**Entries**
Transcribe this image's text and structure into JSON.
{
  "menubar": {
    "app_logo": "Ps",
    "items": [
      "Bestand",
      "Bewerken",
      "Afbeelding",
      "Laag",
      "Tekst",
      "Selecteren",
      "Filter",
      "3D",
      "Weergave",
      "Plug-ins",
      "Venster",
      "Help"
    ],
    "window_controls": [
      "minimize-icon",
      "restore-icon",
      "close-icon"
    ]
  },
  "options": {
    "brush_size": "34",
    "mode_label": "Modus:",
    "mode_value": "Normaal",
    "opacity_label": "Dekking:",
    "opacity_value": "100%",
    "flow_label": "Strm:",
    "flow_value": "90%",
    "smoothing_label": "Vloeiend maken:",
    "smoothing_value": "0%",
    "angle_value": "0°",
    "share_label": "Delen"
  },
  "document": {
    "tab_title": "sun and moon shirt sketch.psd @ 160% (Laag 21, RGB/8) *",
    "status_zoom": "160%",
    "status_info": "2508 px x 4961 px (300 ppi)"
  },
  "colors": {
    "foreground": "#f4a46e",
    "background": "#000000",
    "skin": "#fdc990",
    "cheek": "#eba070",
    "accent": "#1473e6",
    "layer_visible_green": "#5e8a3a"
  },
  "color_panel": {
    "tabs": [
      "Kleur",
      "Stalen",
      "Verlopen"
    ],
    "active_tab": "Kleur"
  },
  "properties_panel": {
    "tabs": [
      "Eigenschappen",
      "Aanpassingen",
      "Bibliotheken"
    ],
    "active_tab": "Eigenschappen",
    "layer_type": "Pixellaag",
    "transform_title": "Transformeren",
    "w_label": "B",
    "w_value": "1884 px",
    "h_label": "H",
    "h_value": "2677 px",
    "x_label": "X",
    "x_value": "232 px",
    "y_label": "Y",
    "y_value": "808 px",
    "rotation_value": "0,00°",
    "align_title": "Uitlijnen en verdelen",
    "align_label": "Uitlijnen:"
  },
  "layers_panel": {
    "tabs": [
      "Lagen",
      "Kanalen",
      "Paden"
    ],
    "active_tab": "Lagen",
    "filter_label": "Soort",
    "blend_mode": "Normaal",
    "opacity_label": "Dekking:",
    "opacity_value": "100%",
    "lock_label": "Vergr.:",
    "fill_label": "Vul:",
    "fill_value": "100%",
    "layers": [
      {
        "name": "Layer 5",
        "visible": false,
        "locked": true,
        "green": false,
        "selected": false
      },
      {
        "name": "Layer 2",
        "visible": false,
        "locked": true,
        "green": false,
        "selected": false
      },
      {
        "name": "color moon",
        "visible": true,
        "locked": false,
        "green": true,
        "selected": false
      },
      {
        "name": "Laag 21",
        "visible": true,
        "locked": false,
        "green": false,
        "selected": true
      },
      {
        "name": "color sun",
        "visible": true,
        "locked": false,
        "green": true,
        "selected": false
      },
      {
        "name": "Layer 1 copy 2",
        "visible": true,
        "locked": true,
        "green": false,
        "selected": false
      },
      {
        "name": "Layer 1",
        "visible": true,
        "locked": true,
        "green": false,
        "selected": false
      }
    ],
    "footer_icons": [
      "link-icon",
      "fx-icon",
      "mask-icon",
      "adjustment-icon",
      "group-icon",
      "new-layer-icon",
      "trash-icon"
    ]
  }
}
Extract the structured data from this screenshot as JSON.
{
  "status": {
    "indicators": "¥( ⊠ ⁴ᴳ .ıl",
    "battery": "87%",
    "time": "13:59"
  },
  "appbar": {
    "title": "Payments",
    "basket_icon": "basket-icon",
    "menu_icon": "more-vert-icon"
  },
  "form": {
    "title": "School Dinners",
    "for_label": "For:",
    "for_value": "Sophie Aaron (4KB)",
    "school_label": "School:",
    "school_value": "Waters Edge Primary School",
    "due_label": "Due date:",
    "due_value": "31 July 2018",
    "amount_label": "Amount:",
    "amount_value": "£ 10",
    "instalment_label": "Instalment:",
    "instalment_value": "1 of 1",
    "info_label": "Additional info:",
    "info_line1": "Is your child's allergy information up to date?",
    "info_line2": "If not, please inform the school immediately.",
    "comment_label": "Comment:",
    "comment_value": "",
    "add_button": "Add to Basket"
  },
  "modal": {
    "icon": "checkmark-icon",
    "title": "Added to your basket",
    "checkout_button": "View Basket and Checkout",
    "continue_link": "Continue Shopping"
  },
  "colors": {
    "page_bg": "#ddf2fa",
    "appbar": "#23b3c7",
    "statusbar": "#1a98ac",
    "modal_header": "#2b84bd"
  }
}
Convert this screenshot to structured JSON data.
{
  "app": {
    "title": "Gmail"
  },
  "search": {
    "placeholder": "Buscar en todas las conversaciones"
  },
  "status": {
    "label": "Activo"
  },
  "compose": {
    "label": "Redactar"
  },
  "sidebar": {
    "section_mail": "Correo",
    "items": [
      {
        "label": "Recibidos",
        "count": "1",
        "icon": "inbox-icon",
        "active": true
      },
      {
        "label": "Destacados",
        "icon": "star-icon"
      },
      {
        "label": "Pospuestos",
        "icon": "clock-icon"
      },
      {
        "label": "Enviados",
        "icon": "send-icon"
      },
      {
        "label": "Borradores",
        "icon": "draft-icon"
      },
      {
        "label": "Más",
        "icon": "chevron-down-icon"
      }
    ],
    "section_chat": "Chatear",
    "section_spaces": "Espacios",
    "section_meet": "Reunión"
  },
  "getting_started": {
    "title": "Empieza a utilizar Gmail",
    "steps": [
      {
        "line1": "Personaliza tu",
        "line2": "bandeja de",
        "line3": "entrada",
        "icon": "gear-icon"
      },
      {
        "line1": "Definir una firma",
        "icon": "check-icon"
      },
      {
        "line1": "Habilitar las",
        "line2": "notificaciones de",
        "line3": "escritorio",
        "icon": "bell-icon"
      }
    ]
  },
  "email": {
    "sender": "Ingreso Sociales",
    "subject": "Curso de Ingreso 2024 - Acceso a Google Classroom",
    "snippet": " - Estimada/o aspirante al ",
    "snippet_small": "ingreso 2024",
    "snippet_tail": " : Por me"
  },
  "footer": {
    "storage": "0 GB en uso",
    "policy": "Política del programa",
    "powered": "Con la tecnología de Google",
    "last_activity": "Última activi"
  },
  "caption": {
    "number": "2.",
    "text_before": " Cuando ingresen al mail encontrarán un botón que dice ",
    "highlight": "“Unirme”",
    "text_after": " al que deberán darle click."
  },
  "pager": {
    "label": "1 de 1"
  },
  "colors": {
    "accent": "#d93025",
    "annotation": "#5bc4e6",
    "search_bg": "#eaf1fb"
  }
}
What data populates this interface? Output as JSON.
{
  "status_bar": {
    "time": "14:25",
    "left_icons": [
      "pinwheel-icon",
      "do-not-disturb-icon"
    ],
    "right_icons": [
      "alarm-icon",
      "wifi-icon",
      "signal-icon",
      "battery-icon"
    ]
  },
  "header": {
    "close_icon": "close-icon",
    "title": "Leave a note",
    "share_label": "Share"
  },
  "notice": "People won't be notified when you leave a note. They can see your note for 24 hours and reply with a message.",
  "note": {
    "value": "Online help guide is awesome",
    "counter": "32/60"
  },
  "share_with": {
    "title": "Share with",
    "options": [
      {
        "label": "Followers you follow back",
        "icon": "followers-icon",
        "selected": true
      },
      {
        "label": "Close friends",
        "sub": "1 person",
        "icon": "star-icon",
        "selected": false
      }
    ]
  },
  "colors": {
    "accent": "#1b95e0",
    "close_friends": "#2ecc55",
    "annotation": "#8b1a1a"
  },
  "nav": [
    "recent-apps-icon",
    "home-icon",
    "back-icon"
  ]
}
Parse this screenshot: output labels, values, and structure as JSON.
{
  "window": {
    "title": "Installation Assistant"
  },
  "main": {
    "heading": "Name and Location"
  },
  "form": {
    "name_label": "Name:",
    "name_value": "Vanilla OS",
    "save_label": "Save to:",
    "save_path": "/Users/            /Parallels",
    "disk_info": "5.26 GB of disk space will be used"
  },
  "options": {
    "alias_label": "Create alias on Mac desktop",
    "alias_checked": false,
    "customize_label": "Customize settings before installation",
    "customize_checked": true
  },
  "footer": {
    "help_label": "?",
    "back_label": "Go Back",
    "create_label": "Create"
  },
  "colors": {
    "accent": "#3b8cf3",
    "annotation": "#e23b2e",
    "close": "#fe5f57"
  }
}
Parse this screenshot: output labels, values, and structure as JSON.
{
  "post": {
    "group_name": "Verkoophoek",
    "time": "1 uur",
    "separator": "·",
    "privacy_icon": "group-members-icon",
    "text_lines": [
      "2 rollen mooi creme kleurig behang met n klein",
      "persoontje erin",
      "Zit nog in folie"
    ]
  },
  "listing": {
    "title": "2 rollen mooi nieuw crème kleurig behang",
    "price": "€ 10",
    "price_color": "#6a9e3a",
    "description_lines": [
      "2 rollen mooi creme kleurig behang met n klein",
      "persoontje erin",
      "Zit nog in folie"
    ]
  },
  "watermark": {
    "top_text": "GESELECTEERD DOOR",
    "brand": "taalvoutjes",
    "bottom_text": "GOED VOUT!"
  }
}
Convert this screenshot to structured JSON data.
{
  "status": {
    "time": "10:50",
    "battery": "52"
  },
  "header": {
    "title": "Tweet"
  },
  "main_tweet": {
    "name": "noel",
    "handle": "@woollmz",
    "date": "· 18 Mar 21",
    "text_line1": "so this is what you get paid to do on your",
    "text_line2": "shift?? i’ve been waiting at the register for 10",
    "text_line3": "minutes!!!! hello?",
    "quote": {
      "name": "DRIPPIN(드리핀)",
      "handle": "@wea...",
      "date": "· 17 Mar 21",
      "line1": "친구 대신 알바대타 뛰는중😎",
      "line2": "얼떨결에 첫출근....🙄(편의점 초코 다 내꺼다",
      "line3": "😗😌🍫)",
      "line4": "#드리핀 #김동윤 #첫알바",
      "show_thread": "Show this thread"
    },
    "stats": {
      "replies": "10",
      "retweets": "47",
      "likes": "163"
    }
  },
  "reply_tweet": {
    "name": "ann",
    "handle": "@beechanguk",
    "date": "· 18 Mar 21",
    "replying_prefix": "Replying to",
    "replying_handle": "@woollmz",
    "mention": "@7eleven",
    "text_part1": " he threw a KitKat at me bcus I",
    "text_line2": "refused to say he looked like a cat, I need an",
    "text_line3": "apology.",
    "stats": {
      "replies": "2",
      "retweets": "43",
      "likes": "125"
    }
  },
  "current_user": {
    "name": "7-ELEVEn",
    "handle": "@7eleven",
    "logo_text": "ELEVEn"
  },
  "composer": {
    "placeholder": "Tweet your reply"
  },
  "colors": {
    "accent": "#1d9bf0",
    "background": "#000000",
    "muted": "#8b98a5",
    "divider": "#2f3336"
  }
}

**Your task**
Give only the number of lines in the records that contain the string "note".

**Solution for this problem**
3